Every entry below must appear again, exactly as written.

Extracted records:
★ ★ ★ ★
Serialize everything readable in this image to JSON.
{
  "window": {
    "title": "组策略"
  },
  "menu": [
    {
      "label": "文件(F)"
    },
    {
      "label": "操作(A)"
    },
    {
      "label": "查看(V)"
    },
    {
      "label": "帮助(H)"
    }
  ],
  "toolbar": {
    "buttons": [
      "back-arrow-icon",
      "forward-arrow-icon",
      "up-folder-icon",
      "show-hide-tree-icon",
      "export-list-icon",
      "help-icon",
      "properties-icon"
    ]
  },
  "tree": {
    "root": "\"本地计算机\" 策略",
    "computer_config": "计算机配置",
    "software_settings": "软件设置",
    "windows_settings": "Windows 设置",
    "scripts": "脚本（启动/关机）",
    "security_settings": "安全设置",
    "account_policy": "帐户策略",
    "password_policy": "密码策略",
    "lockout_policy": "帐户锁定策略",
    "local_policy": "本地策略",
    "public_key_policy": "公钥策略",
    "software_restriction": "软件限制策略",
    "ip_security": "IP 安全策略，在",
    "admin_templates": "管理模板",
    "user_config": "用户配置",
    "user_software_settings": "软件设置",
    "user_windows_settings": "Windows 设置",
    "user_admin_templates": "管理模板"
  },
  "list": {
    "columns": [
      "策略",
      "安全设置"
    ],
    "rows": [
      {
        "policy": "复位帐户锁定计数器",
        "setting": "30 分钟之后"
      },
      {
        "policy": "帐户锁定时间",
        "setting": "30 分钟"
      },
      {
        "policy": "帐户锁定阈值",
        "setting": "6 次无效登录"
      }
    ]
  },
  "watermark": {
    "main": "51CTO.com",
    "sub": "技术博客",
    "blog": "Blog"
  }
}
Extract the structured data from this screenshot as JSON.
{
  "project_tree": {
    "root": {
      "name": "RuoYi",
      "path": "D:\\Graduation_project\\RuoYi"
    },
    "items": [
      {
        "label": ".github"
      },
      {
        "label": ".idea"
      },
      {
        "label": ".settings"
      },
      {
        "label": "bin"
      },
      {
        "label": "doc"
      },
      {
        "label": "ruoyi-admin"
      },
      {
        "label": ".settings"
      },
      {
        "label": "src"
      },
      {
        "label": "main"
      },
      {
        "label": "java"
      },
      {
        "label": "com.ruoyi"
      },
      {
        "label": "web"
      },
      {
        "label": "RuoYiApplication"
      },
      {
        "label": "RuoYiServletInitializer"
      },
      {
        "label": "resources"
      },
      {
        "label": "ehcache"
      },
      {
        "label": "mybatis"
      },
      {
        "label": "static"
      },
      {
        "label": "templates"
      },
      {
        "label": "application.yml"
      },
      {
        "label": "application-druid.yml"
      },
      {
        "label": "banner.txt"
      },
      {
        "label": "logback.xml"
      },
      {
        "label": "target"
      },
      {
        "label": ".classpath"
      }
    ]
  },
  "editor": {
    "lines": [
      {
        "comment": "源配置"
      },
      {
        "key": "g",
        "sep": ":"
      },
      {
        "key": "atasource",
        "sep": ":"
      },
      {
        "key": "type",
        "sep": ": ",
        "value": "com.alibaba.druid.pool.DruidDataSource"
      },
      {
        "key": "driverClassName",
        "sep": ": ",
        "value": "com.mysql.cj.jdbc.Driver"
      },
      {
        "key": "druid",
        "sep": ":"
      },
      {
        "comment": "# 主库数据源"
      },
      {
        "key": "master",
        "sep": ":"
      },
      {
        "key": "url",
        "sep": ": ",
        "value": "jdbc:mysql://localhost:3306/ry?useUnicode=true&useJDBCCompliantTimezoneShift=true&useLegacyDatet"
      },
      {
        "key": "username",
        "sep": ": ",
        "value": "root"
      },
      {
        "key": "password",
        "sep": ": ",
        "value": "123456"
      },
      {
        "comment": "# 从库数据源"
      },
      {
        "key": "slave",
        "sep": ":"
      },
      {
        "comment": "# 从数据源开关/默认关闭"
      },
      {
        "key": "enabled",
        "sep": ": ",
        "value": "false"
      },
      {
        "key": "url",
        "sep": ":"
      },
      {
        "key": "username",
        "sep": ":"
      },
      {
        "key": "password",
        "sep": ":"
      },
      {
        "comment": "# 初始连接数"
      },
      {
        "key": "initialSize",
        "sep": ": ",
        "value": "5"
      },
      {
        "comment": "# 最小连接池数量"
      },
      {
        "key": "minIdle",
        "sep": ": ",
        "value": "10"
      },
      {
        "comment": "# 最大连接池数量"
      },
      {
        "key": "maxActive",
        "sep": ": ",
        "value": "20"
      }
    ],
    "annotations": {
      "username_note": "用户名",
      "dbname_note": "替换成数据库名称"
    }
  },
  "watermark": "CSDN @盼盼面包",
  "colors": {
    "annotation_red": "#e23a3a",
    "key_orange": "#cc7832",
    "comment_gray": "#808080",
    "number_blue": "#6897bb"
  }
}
★ ★ ★ ★
EXERCISE SOLUTION =
Serialize everything readable in this image to JSON.
{
  "window": {
    "title": "组策略"
  },
  "menu": [
    {
      "label": "文件(F)"
    },
    {
      "label": "操作(A)"
    },
    {
      "label": "查看(V)"
    },
    {
      "label": "帮助(H)"
    }
  ],
  "toolbar": {
    "buttons": [
      "back-arrow-icon",
      "forward-arrow-icon",
      "up-folder-icon",
      "show-hide-tree-icon",
      "export-list-icon",
      "help-icon",
      "properties-icon"
    ]
  },
  "tree": {
    "root": "\"本地计算机\" 策略",
    "computer_config": "计算机配置",
    "software_settings": "软件设置",
    "windows_settings": "Windows 设置",
    "scripts": "脚本（启动/关机）",
    "security_settings": "安全设置",
    "account_policy": "帐户策略",
    "password_policy": "密码策略",
    "lockout_policy": "帐户锁定策略",
    "local_policy": "本地策略",
    "public_key_policy": "公钥策略",
    "software_restriction": "软件限制策略",
    "ip_security": "IP 安全策略，在",
    "admin_templates": "管理模板",
    "user_config": "用户配置",
    "user_software_settings": "软件设置",
    "user_windows_settings": "Windows 设置",
    "user_admin_templates": "管理模板"
  },
  "list": {
    "columns": [
      "策略",
      "安全设置"
    ],
    "rows": [
      {
        "policy": "复位帐户锁定计数器",
        "setting": "30 分钟之后"
      },
      {
        "policy": "帐户锁定时间",
        "setting": "30 分钟"
      },
      {
        "policy": "帐户锁定阈值",
        "setting": "6 次无效登录"
      }
    ]
  },
  "watermark": {
    "main": "51CTO.com",
    "sub": "技术博客",
    "blog": "Blog"
  }
}
Extract the structured data from this screenshot as JSON.
{
  "project_tree": {
    "root": {
      "name": "RuoYi",
      "path": "D:\\Graduation_project\\RuoYi"
    },
    "items": [
      {
        "label": ".github"
      },
      {
        "label": ".idea"
      },
      {
        "label": ".settings"
      },
      {
        "label": "bin"
      },
      {
        "label": "doc"
      },
      {
        "label": "ruoyi-admin"
      },
      {
        "label": ".settings"
      },
      {
        "label": "src"
      },
      {
        "label": "main"
      },
      {
        "label": "java"
      },
      {
        "label": "com.ruoyi"
      },
      {
        "label": "web"
      },
      {
        "label": "RuoYiApplication"
      },
      {
        "label": "RuoYiServletInitializer"
      },
      {
        "label": "resources"
      },
      {
        "label": "ehcache"
      },
      {
        "label": "mybatis"
      },
      {
        "label": "static"
      },
      {
        "label": "templates"
      },
      {
        "label": "application.yml"
      },
      {
        "label": "application-druid.yml"
      },
      {
        "label": "banner.txt"
      },
      {
        "label": "logback.xml"
      },
      {
        "label": "target"
      },
      {
        "label": ".classpath"
      }
    ]
  },
  "editor": {
    "lines": [
      {
        "comment": "源配置"
      },
      {
        "key": "g",
        "sep": ":"
      },
      {
        "key": "atasource",
        "sep": ":"
      },
      {
        "key": "type",
        "sep": ": ",
        "value": "com.alibaba.druid.pool.DruidDataSource"
      },
      {
        "key": "driverClassName",
        "sep": ": ",
        "value": "com.mysql.cj.jdbc.Driver"
      },
      {
        "key": "druid",
        "sep": ":"
      },
      {
        "comment": "# 主库数据源"
      },
      {
        "key": "master",
        "sep": ":"
      },
      {
        "key": "url",
        "sep": ": ",
        "value": "jdbc:mysql://localhost:3306/ry?useUnicode=true&useJDBCCompliantTimezoneShift=true&useLegacyDatet"
      },
      {
        "key": "username",
        "sep": ": ",
        "value": "root"
      },
      {
        "key": "password",
        "sep": ": ",
        "value": "123456"
      },
      {
        "comment": "# 从库数据源"
      },
      {
        "key": "slave",
        "sep": ":"
      },
      {
        "comment": "# 从数据源开关/默认关闭"
      },
      {
        "key": "enabled",
        "sep": ": ",
        "value": "false"
      },
      {
        "key": "url",
        "sep": ":"
      },
      {
        "key": "username",
        "sep": ":"
      },
      {
        "key": "password",
        "sep": ":"
      },
      {
        "comment": "# 初始连接数"
      },
      {
        "key": "initialSize",
        "sep": ": ",
        "value": "5"
      },
      {
        "comment": "# 最小连接池数量"
      },
      {
        "key": "minIdle",
        "sep": ": ",
        "value": "10"
      },
      {
        "comment": "# 最大连接池数量"
      },
      {
        "key": "maxActive",
        "sep": ": ",
        "value": "20"
      }
    ],
    "annotations": {
      "username_note": "用户名",
      "dbname_note": "替换成数据库名称"
    }
  },
  "watermark": "CSDN @盼盼面包",
  "colors": {
    "annotation_red": "#e23a3a",
    "key_orange": "#cc7832",
    "comment_gray": "#808080",
    "number_blue": "#6897bb"
  }
}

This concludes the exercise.